_MATERIAL TO PROCESS_.
»»

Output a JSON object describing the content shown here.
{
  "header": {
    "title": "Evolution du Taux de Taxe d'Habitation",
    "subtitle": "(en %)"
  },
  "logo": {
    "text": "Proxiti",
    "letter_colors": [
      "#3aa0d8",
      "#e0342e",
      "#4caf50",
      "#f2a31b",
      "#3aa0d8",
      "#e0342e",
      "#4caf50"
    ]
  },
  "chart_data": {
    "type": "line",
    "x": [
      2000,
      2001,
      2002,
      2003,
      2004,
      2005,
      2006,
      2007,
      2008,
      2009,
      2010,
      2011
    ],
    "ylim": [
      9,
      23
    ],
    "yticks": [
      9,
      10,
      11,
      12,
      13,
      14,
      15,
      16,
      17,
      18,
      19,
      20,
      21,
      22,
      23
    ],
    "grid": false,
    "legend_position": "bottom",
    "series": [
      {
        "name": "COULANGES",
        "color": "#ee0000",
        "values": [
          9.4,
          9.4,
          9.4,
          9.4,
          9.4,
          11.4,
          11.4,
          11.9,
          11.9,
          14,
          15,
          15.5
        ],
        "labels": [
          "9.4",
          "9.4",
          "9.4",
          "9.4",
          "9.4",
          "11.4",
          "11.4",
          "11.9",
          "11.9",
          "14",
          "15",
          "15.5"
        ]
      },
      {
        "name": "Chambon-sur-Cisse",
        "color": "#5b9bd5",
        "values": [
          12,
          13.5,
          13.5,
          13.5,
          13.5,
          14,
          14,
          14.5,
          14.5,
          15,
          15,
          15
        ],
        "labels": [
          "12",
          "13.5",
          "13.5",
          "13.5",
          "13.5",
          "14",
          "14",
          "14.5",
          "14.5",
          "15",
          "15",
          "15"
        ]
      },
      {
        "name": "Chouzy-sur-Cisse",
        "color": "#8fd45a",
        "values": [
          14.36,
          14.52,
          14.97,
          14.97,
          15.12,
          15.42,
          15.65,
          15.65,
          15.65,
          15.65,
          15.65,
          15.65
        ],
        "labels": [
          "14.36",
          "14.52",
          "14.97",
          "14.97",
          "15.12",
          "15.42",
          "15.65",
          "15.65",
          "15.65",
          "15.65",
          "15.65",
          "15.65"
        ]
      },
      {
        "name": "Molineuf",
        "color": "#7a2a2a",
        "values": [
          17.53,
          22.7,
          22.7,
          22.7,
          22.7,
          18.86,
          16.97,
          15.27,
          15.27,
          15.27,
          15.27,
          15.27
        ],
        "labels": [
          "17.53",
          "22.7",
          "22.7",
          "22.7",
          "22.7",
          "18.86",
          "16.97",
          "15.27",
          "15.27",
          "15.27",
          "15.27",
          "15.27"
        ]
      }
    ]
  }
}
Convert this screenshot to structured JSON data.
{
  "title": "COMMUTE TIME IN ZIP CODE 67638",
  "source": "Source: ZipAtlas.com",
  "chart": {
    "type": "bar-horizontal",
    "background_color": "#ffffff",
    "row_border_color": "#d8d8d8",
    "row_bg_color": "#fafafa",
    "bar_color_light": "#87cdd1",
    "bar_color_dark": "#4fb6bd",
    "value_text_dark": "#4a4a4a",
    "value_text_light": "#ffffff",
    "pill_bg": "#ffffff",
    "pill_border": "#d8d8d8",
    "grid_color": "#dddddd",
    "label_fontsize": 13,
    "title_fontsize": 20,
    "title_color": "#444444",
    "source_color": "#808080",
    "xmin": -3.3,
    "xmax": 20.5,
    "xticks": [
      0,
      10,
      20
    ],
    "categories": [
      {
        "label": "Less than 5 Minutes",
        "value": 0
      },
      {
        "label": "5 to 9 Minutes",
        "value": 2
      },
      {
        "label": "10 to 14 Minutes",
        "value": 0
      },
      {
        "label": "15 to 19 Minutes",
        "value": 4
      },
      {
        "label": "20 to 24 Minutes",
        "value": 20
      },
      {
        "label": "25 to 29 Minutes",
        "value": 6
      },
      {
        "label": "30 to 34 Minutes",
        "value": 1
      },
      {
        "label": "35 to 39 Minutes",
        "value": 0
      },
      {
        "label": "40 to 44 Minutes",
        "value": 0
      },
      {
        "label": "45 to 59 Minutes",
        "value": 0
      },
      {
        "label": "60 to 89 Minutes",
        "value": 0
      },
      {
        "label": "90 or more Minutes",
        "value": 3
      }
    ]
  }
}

««
»»

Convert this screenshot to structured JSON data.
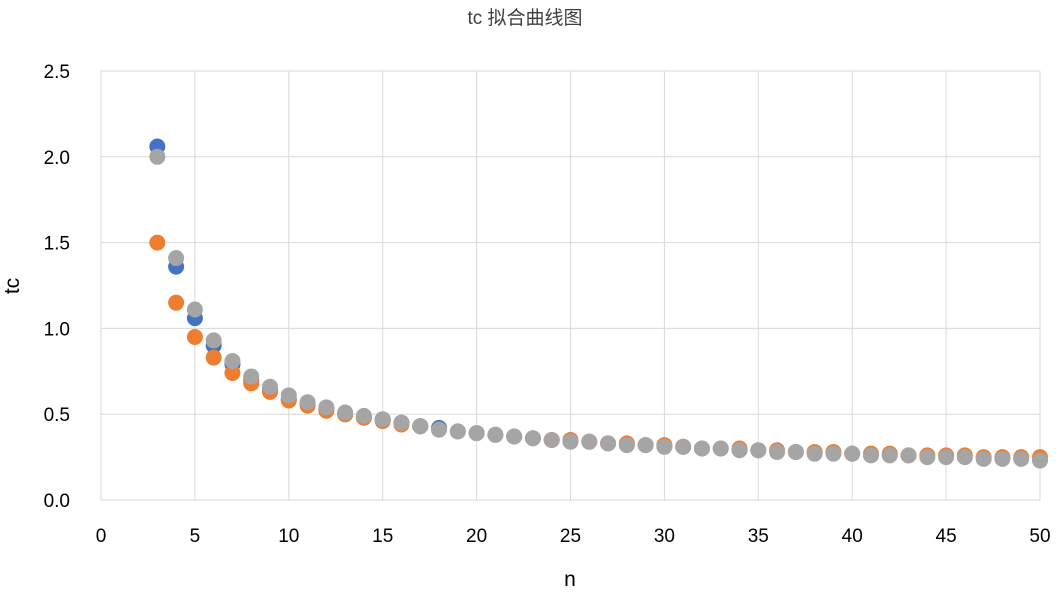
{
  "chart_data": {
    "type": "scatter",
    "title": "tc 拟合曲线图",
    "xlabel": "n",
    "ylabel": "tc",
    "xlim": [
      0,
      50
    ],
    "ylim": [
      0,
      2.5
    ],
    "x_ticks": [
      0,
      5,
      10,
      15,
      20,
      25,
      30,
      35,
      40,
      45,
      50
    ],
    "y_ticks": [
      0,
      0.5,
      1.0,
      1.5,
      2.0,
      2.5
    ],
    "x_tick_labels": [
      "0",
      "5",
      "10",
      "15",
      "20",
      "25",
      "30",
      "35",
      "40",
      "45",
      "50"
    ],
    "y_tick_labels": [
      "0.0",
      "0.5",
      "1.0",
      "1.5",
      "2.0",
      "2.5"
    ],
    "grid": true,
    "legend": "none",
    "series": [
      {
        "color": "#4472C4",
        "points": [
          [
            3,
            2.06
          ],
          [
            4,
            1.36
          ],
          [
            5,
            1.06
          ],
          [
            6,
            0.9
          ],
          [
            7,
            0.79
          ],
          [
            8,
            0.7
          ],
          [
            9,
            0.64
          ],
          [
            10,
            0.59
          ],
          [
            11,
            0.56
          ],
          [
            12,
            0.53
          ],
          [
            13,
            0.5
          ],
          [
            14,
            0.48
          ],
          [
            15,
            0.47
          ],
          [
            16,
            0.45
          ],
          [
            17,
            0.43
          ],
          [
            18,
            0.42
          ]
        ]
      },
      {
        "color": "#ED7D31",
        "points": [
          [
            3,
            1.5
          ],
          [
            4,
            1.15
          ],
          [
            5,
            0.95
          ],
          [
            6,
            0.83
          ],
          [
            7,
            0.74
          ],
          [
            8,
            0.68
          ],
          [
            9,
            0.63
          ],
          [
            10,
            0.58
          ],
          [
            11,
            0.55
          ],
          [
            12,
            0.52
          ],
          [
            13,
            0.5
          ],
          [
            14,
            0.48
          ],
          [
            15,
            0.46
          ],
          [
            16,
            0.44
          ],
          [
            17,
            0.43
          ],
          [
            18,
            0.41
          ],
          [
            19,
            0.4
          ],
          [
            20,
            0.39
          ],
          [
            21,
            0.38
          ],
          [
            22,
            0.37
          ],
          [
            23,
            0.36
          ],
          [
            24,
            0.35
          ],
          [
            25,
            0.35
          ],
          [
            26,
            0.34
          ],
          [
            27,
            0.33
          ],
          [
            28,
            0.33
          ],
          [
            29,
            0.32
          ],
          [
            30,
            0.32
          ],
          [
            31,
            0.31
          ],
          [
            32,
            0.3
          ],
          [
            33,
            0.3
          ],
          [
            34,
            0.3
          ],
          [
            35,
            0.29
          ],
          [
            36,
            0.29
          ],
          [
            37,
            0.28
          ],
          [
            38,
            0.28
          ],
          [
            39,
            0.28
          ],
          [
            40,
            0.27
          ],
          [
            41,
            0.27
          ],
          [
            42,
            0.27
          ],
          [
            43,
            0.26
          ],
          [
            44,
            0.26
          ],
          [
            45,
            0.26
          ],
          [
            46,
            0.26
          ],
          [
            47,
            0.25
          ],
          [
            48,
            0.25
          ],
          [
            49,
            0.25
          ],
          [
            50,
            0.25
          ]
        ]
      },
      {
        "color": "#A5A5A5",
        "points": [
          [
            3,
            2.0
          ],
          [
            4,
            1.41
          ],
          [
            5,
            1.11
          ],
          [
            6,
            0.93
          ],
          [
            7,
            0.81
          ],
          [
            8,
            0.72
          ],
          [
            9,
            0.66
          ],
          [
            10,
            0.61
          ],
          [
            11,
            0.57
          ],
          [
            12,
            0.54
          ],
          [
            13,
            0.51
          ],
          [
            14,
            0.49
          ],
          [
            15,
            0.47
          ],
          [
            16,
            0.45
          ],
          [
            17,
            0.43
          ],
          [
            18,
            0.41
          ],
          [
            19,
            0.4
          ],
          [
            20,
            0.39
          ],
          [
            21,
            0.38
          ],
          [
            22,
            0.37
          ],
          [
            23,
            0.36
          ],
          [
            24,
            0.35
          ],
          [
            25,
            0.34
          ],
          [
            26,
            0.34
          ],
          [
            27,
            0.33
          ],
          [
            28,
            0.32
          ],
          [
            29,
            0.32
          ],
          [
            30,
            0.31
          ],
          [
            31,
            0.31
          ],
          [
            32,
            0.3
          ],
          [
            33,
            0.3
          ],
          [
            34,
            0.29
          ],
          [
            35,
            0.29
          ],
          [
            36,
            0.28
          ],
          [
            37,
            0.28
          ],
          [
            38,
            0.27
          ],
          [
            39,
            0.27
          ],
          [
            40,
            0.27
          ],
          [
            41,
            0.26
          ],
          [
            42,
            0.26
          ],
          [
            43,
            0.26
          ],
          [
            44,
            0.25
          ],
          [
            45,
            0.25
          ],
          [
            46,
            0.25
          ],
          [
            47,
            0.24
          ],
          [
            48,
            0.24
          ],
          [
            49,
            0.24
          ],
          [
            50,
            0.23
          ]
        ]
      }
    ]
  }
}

««

_GIVEN EXERCISE_. What is the number of lines in the records above that include the word "ffffff"? Reply with that number and nothing more.

_WRITTEN RESPONSE_. 3